• WHAT YOU HAVE TO DO:
Emit the data below verbatim, stripping out any pictures.

• ENTRIES:
------------------------------------------------------------------------
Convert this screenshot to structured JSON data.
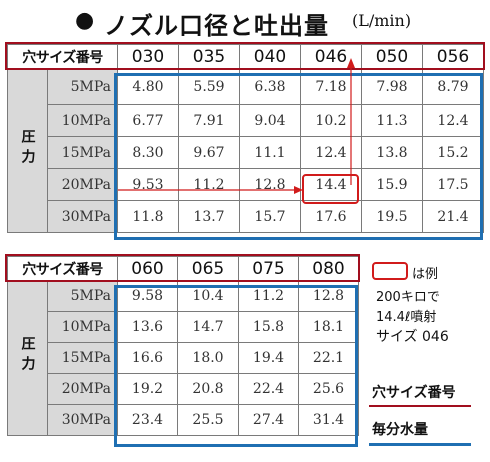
{
  "title": {
    "bullet": "●",
    "text": "ノズル口径と吐出量",
    "unit": "(L/min)"
  },
  "table1": {
    "header_label": "穴サイズ番号",
    "sizes": [
      "030",
      "035",
      "040",
      "046",
      "050",
      "056"
    ],
    "pressure_label": "圧力",
    "rows": [
      {
        "pressure": "5MPa",
        "values": [
          "4.80",
          "5.59",
          "6.38",
          "7.18",
          "7.98",
          "8.79"
        ]
      },
      {
        "pressure": "10MPa",
        "values": [
          "6.77",
          "7.91",
          "9.04",
          "10.2",
          "11.3",
          "12.4"
        ]
      },
      {
        "pressure": "15MPa",
        "values": [
          "8.30",
          "9.67",
          "11.1",
          "12.4",
          "13.8",
          "15.2"
        ]
      },
      {
        "pressure": "20MPa",
        "values": [
          "9.53",
          "11.2",
          "12.8",
          "14.4",
          "15.9",
          "17.5"
        ]
      },
      {
        "pressure": "30MPa",
        "values": [
          "11.8",
          "13.7",
          "15.7",
          "17.6",
          "19.5",
          "21.4"
        ]
      }
    ]
  },
  "table2": {
    "header_label": "穴サイズ番号",
    "sizes": [
      "060",
      "065",
      "075",
      "080"
    ],
    "pressure_label": "圧力",
    "rows": [
      {
        "pressure": "5MPa",
        "values": [
          "9.58",
          "10.4",
          "11.2",
          "12.8"
        ]
      },
      {
        "pressure": "10MPa",
        "values": [
          "13.6",
          "14.7",
          "15.8",
          "18.1"
        ]
      },
      {
        "pressure": "15MPa",
        "values": [
          "16.6",
          "18.0",
          "19.4",
          "22.1"
        ]
      },
      {
        "pressure": "20MPa",
        "values": [
          "19.2",
          "20.8",
          "22.4",
          "25.6"
        ]
      },
      {
        "pressure": "30MPa",
        "values": [
          "23.4",
          "25.5",
          "27.4",
          "31.4"
        ]
      }
    ]
  },
  "legend": {
    "example_suffix": "は例",
    "example_lines": [
      "200キロで",
      "14.4ℓ噴射",
      "サイズ 046"
    ],
    "red_label": "穴サイズ番号",
    "blue_label": "毎分水量"
  },
  "colors": {
    "red": "#a10e1e",
    "blue": "#1f6fb2",
    "highlight": "#d11b1b",
    "gray": "#d9d9d9"
  }
}
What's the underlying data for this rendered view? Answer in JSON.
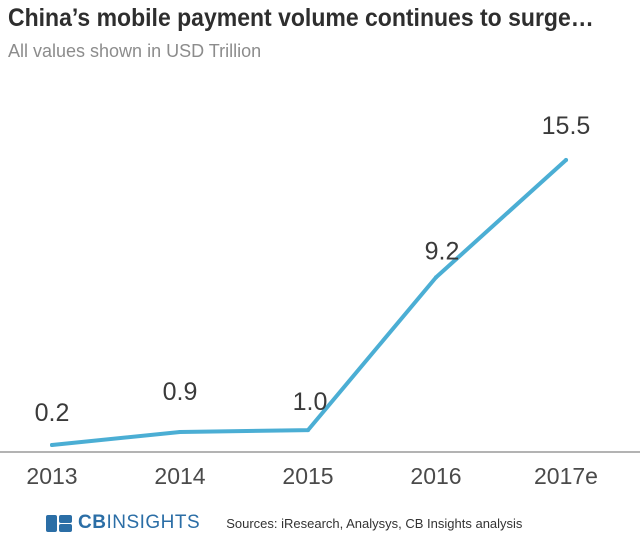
{
  "title": "China’s mobile payment volume continues to surge…",
  "subtitle": "All values shown in USD Trillion",
  "footer": {
    "brand_cb": "CB",
    "brand_insights": "INSIGHTS",
    "sources": "Sources: iResearch, Analysys, CB Insights analysis"
  },
  "colors": {
    "line": "#4baed4",
    "axis": "#9a9a9a",
    "brand": "#2b6ea6"
  },
  "chart_data": {
    "type": "line",
    "title": "China’s mobile payment volume continues to surge…",
    "subtitle": "All values shown in USD Trillion",
    "xlabel": "",
    "ylabel": "",
    "categories": [
      "2013",
      "2014",
      "2015",
      "2016",
      "2017e"
    ],
    "series": [
      {
        "values": [
          0.2,
          0.9,
          1.0,
          9.2,
          15.5
        ],
        "labels": [
          "0.2",
          "0.9",
          "1.0",
          "9.2",
          "15.5"
        ]
      }
    ],
    "ylim": [
      0,
      16
    ],
    "grid": false,
    "legend": "none"
  }
}
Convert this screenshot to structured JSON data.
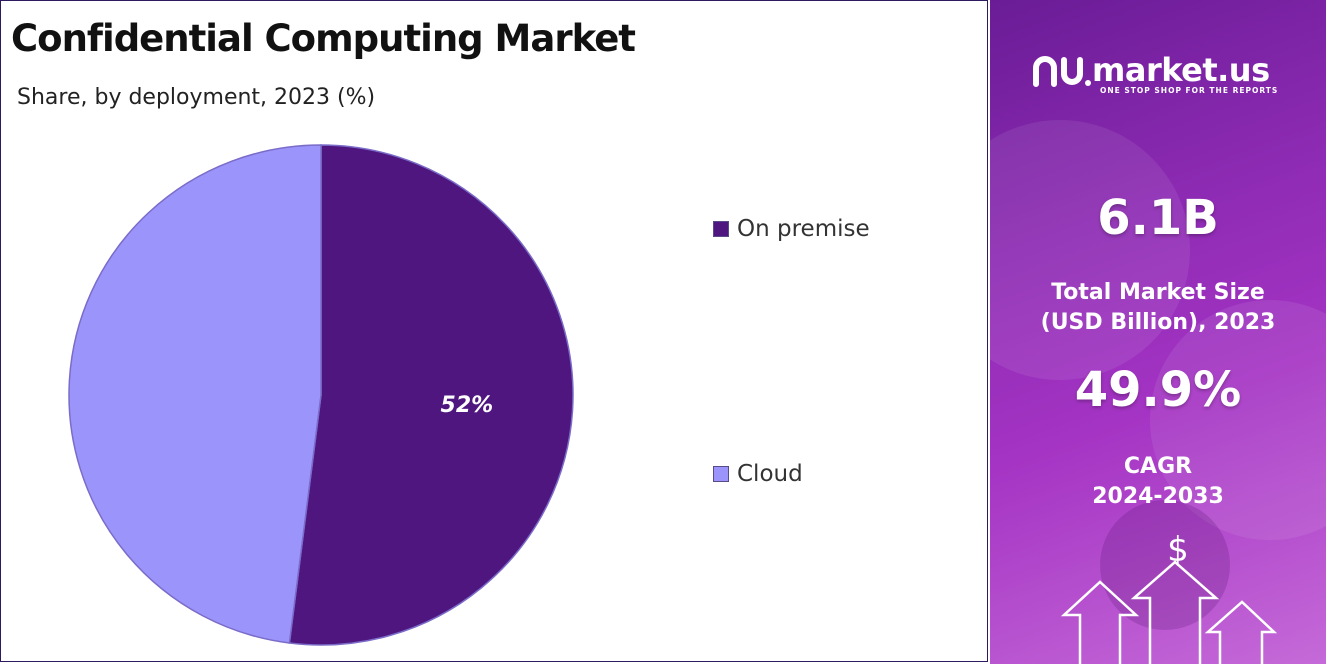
{
  "header": {
    "title": "Confidential Computing Market",
    "subtitle": "Share, by deployment, 2023 (%)"
  },
  "chart_data": {
    "type": "pie",
    "title": "Confidential Computing Market",
    "subtitle": "Share, by deployment, 2023 (%)",
    "categories": [
      "On premise",
      "Cloud"
    ],
    "values": [
      52,
      48
    ],
    "data_labels": [
      "52%",
      ""
    ],
    "colors": [
      "#4f1680",
      "#9a94fb"
    ],
    "legend_position": "right"
  },
  "legend": {
    "items": [
      {
        "label": "On premise",
        "color": "#4f1680"
      },
      {
        "label": "Cloud",
        "color": "#9a94fb"
      }
    ]
  },
  "panel": {
    "logo_text": "market.us",
    "logo_tagline": "ONE STOP SHOP FOR THE REPORTS",
    "market_size_value": "6.1B",
    "market_size_label_line1": "Total Market Size",
    "market_size_label_line2": "(USD Billion), 2023",
    "cagr_value": "49.9%",
    "cagr_label_line1": "CAGR",
    "cagr_label_line2": "2024-2033",
    "dollar_symbol": "$",
    "background_color": "#8e2bb4"
  }
}
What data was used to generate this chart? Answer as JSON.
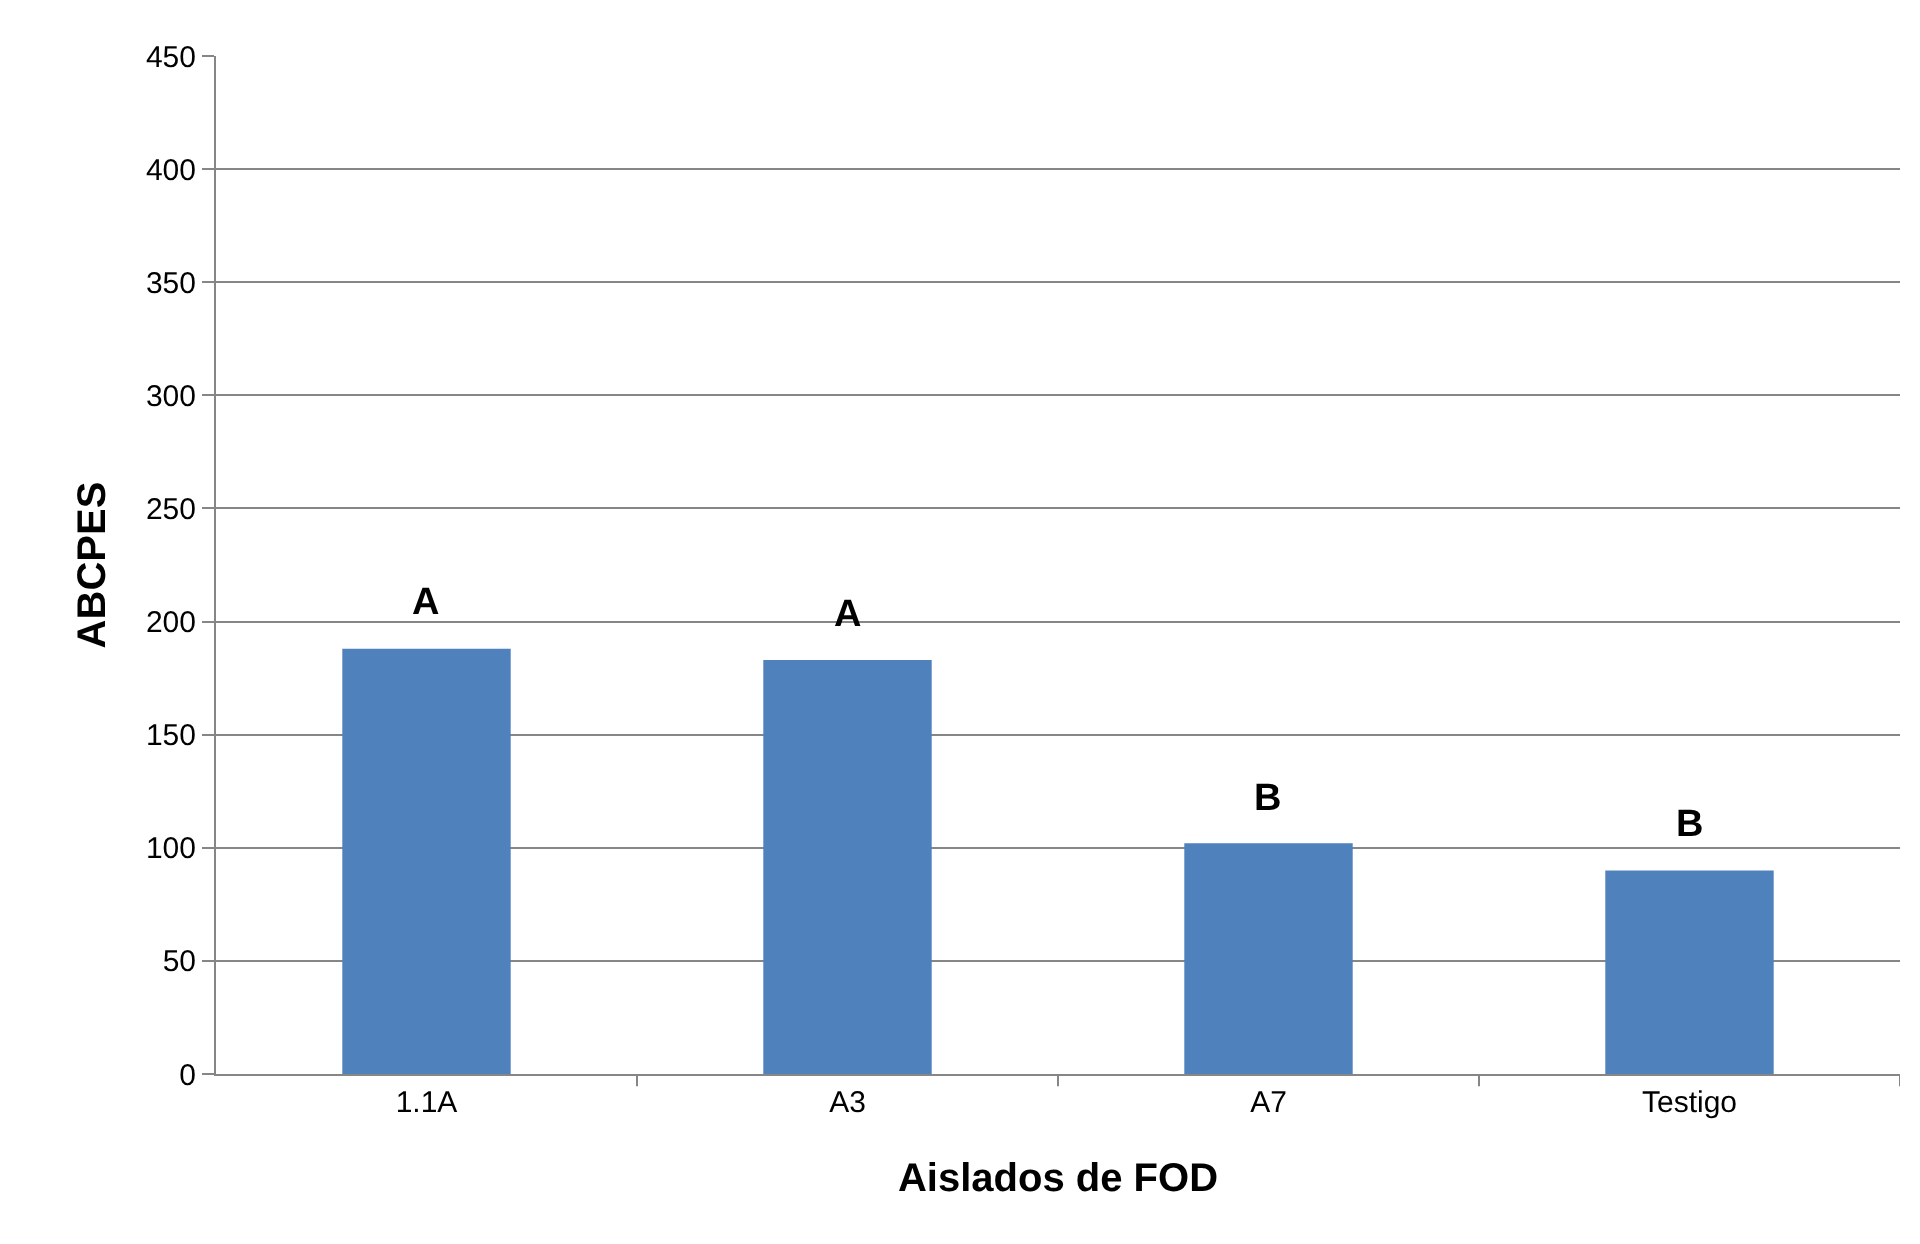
{
  "chart_data": {
    "type": "bar",
    "xlabel": "Aislados de FOD",
    "ylabel": "ABCPES",
    "categories": [
      "1.1A",
      "A3",
      "A7",
      "Testigo"
    ],
    "values": [
      188,
      183,
      102,
      90
    ],
    "color": "#4f81bd",
    "ylim": [
      0,
      450
    ],
    "yticks": [
      0,
      50,
      100,
      150,
      200,
      250,
      300,
      350,
      400,
      450
    ],
    "grid": "y",
    "annotations": [
      {
        "text": "A",
        "x": "1.1A",
        "y": 188
      },
      {
        "text": "A",
        "x": "A3",
        "y": 183
      },
      {
        "text": "B",
        "x": "A7",
        "y": 102
      },
      {
        "text": "B",
        "x": "Testigo",
        "y": 90
      }
    ]
  }
}
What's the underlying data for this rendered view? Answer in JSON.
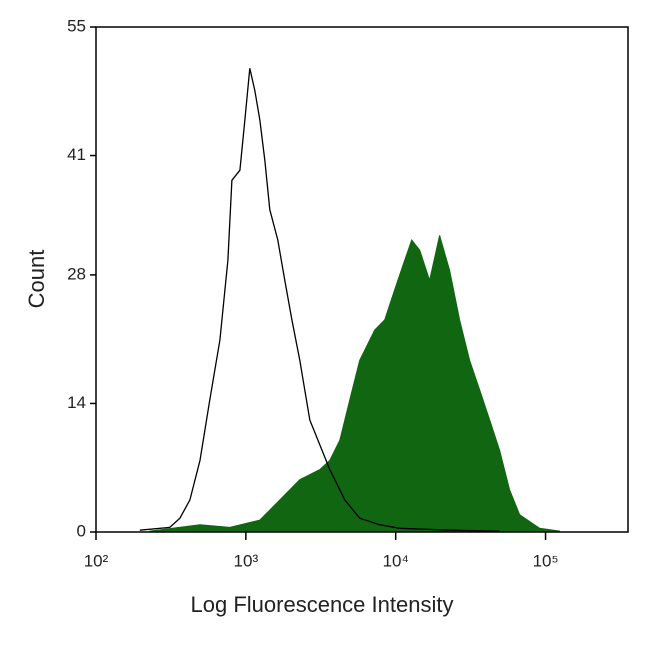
{
  "chart_data": {
    "type": "histogram-overlay",
    "xlabel": "Log Fluorescence Intensity",
    "ylabel": "Count",
    "log_scale": "x",
    "xlim": [
      100,
      355000
    ],
    "ylim": [
      0,
      55
    ],
    "xticks": [
      {
        "value": 100,
        "label": "10²"
      },
      {
        "value": 1000,
        "label": "10³"
      },
      {
        "value": 10000,
        "label": "10⁴"
      },
      {
        "value": 100000,
        "label": "10⁵"
      }
    ],
    "yticks": [
      0,
      14,
      28,
      41,
      55
    ],
    "series": [
      {
        "style": "filled",
        "color": "#116611",
        "x": [
          229,
          494,
          782,
          1240,
          1687,
          2291,
          3115,
          3631,
          4236,
          4937,
          5754,
          7244,
          8449,
          9848,
          11480,
          12790,
          14450,
          16840,
          19640,
          22910,
          26710,
          31120,
          36310,
          42370,
          49340,
          57540,
          67140,
          91200,
          123900
        ],
        "values": [
          0.1,
          0.8,
          0.5,
          1.3,
          3.5,
          5.7,
          6.8,
          7.8,
          10.0,
          14.4,
          18.7,
          22.0,
          23.1,
          26.4,
          29.6,
          31.8,
          30.7,
          27.4,
          32.3,
          28.5,
          23.1,
          18.7,
          15.5,
          12.2,
          8.9,
          4.6,
          1.9,
          0.4,
          0.1
        ]
      },
      {
        "style": "outline",
        "color": "#000000",
        "x": [
          196,
          311,
          363,
          423,
          494,
          575,
          671,
          759,
          807,
          912,
          985,
          1063,
          1148,
          1240,
          1339,
          1445,
          1634,
          1820,
          2028,
          2291,
          2671,
          3115,
          3631,
          4571,
          5754,
          7816,
          10630,
          22900,
          49300
        ],
        "values": [
          0.2,
          0.5,
          1.5,
          3.5,
          7.8,
          14.4,
          20.9,
          29.6,
          38.3,
          39.4,
          44.9,
          50.5,
          48.1,
          44.9,
          40.5,
          35.1,
          31.8,
          27.4,
          23.1,
          18.7,
          12.2,
          9.5,
          6.8,
          3.5,
          1.5,
          0.8,
          0.4,
          0.2,
          0.1
        ]
      }
    ]
  }
}
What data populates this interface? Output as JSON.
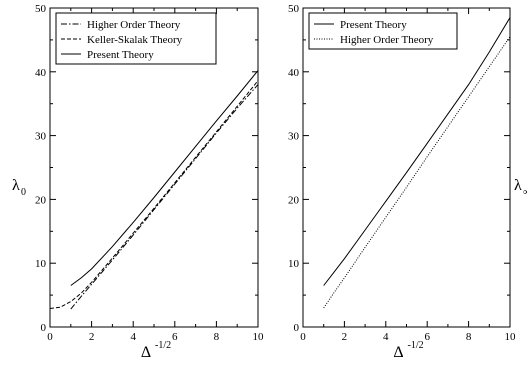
------------------------------------------------------------------------
• WORKED ANSWER:
Convert this screenshot to structured JSON data.
{
  "title": {
    "bullet": "●",
    "text": "ノズル口径と吐出量",
    "unit": "(L/min)"
  },
  "table1": {
    "header_label": "穴サイズ番号",
    "sizes": [
      "030",
      "035",
      "040",
      "046",
      "050",
      "056"
    ],
    "pressure_label": "圧力",
    "rows": [
      {
        "pressure": "5MPa",
        "values": [
          "4.80",
          "5.59",
          "6.38",
          "7.18",
          "7.98",
          "8.79"
        ]
      },
      {
        "pressure": "10MPa",
        "values": [
          "6.77",
          "7.91",
          "9.04",
          "10.2",
          "11.3",
          "12.4"
        ]
      },
      {
        "pressure": "15MPa",
        "values": [
          "8.30",
          "9.67",
          "11.1",
          "12.4",
          "13.8",
          "15.2"
        ]
      },
      {
        "pressure": "20MPa",
        "values": [
          "9.53",
          "11.2",
          "12.8",
          "14.4",
          "15.9",
          "17.5"
        ]
      },
      {
        "pressure": "30MPa",
        "values": [
          "11.8",
          "13.7",
          "15.7",
          "17.6",
          "19.5",
          "21.4"
        ]
      }
    ]
  },
  "table2": {
    "header_label": "穴サイズ番号",
    "sizes": [
      "060",
      "065",
      "075",
      "080"
    ],
    "pressure_label": "圧力",
    "rows": [
      {
        "pressure": "5MPa",
        "values": [
          "9.58",
          "10.4",
          "11.2",
          "12.8"
        ]
      },
      {
        "pressure": "10MPa",
        "values": [
          "13.6",
          "14.7",
          "15.8",
          "18.1"
        ]
      },
      {
        "pressure": "15MPa",
        "values": [
          "16.6",
          "18.0",
          "19.4",
          "22.1"
        ]
      },
      {
        "pressure": "20MPa",
        "values": [
          "19.2",
          "20.8",
          "22.4",
          "25.6"
        ]
      },
      {
        "pressure": "30MPa",
        "values": [
          "23.4",
          "25.5",
          "27.4",
          "31.4"
        ]
      }
    ]
  },
  "legend": {
    "example_suffix": "は例",
    "example_lines": [
      "200キロで",
      "14.4ℓ噴射",
      "サイズ 046"
    ],
    "red_label": "穴サイズ番号",
    "blue_label": "毎分水量"
  },
  "colors": {
    "red": "#a10e1e",
    "blue": "#1f6fb2",
    "highlight": "#d11b1b",
    "gray": "#d9d9d9"
  }
}
What's the underlying data for this rendered view? Answer in JSON.
{
  "title": "China’s mobile payment volume continues to surge…",
  "subtitle": "All values shown in USD Trillion",
  "footer": {
    "brand_cb": "CB",
    "brand_insights": "INSIGHTS",
    "sources": "Sources: iResearch, Analysys, CB Insights analysis"
  },
  "colors": {
    "line": "#4baed4",
    "axis": "#9a9a9a",
    "brand": "#2b6ea6"
  },
  "chart_data": {
    "type": "line",
    "title": "China’s mobile payment volume continues to surge…",
    "subtitle": "All values shown in USD Trillion",
    "xlabel": "",
    "ylabel": "",
    "categories": [
      "2013",
      "2014",
      "2015",
      "2016",
      "2017e"
    ],
    "series": [
      {
        "values": [
          0.2,
          0.9,
          1.0,
          9.2,
          15.5
        ],
        "labels": [
          "0.2",
          "0.9",
          "1.0",
          "9.2",
          "15.5"
        ]
      }
    ],
    "ylim": [
      0,
      16
    ],
    "grid": false,
    "legend": "none"
  }
}
Convert this screenshot to structured JSON data.
{
  "header": {
    "title": "Confidential Computing Market",
    "subtitle": "Share, by deployment, 2023 (%)"
  },
  "chart_data": {
    "type": "pie",
    "title": "Confidential Computing Market",
    "subtitle": "Share, by deployment, 2023 (%)",
    "categories": [
      "On premise",
      "Cloud"
    ],
    "values": [
      52,
      48
    ],
    "data_labels": [
      "52%",
      ""
    ],
    "colors": [
      "#4f1680",
      "#9a94fb"
    ],
    "legend_position": "right"
  },
  "legend": {
    "items": [
      {
        "label": "On premise",
        "color": "#4f1680"
      },
      {
        "label": "Cloud",
        "color": "#9a94fb"
      }
    ]
  },
  "panel": {
    "logo_text": "market.us",
    "logo_tagline": "ONE STOP SHOP FOR THE REPORTS",
    "market_size_value": "6.1B",
    "market_size_label_line1": "Total Market Size",
    "market_size_label_line2": "(USD Billion), 2023",
    "cagr_value": "49.9%",
    "cagr_label_line1": "CAGR",
    "cagr_label_line2": "2024-2033",
    "dollar_symbol": "$",
    "background_color": "#8e2bb4"
  }
}
What data was used to generate this chart? Answer as JSON.
{
  "chart_data": {
    "type": "bar",
    "xlabel": "Aislados de FOD",
    "ylabel": "ABCPES",
    "categories": [
      "1.1A",
      "A3",
      "A7",
      "Testigo"
    ],
    "values": [
      188,
      183,
      102,
      90
    ],
    "color": "#4f81bd",
    "ylim": [
      0,
      450
    ],
    "yticks": [
      0,
      50,
      100,
      150,
      200,
      250,
      300,
      350,
      400,
      450
    ],
    "grid": "y",
    "annotations": [
      {
        "text": "A",
        "x": "1.1A",
        "y": 188
      },
      {
        "text": "A",
        "x": "A3",
        "y": 183
      },
      {
        "text": "B",
        "x": "A7",
        "y": 102
      },
      {
        "text": "B",
        "x": "Testigo",
        "y": 90
      }
    ]
  }
}
What's the underlying data for this rendered view? Answer in JSON.
{
  "chart_data": {
    "type": "histogram-overlay",
    "xlabel": "Log Fluorescence Intensity",
    "ylabel": "Count",
    "log_scale": "x",
    "xlim": [
      100,
      355000
    ],
    "ylim": [
      0,
      55
    ],
    "xticks": [
      {
        "value": 100,
        "label": "10²"
      },
      {
        "value": 1000,
        "label": "10³"
      },
      {
        "value": 10000,
        "label": "10⁴"
      },
      {
        "value": 100000,
        "label": "10⁵"
      }
    ],
    "yticks": [
      0,
      14,
      28,
      41,
      55
    ],
    "series": [
      {
        "style": "filled",
        "color": "#116611",
        "x": [
          229,
          494,
          782,
          1240,
          1687,
          2291,
          3115,
          3631,
          4236,
          4937,
          5754,
          7244,
          8449,
          9848,
          11480,
          12790,
          14450,
          16840,
          19640,
          22910,
          26710,
          31120,
          36310,
          42370,
          49340,
          57540,
          67140,
          91200,
          123900
        ],
        "values": [
          0.1,
          0.8,
          0.5,
          1.3,
          3.5,
          5.7,
          6.8,
          7.8,
          10.0,
          14.4,
          18.7,
          22.0,
          23.1,
          26.4,
          29.6,
          31.8,
          30.7,
          27.4,
          32.3,
          28.5,
          23.1,
          18.7,
          15.5,
          12.2,
          8.9,
          4.6,
          1.9,
          0.4,
          0.1
        ]
      },
      {
        "style": "outline",
        "color": "#000000",
        "x": [
          196,
          311,
          363,
          423,
          494,
          575,
          671,
          759,
          807,
          912,
          985,
          1063,
          1148,
          1240,
          1339,
          1445,
          1634,
          1820,
          2028,
          2291,
          2671,
          3115,
          3631,
          4571,
          5754,
          7816,
          10630,
          22900,
          49300
        ],
        "values": [
          0.2,
          0.5,
          1.5,
          3.5,
          7.8,
          14.4,
          20.9,
          29.6,
          38.3,
          39.4,
          44.9,
          50.5,
          48.1,
          44.9,
          40.5,
          35.1,
          31.8,
          27.4,
          23.1,
          18.7,
          12.2,
          9.5,
          6.8,
          3.5,
          1.5,
          0.8,
          0.4,
          0.2,
          0.1
        ]
      }
    ]
  }
}
What data populates this interface? Output as JSON.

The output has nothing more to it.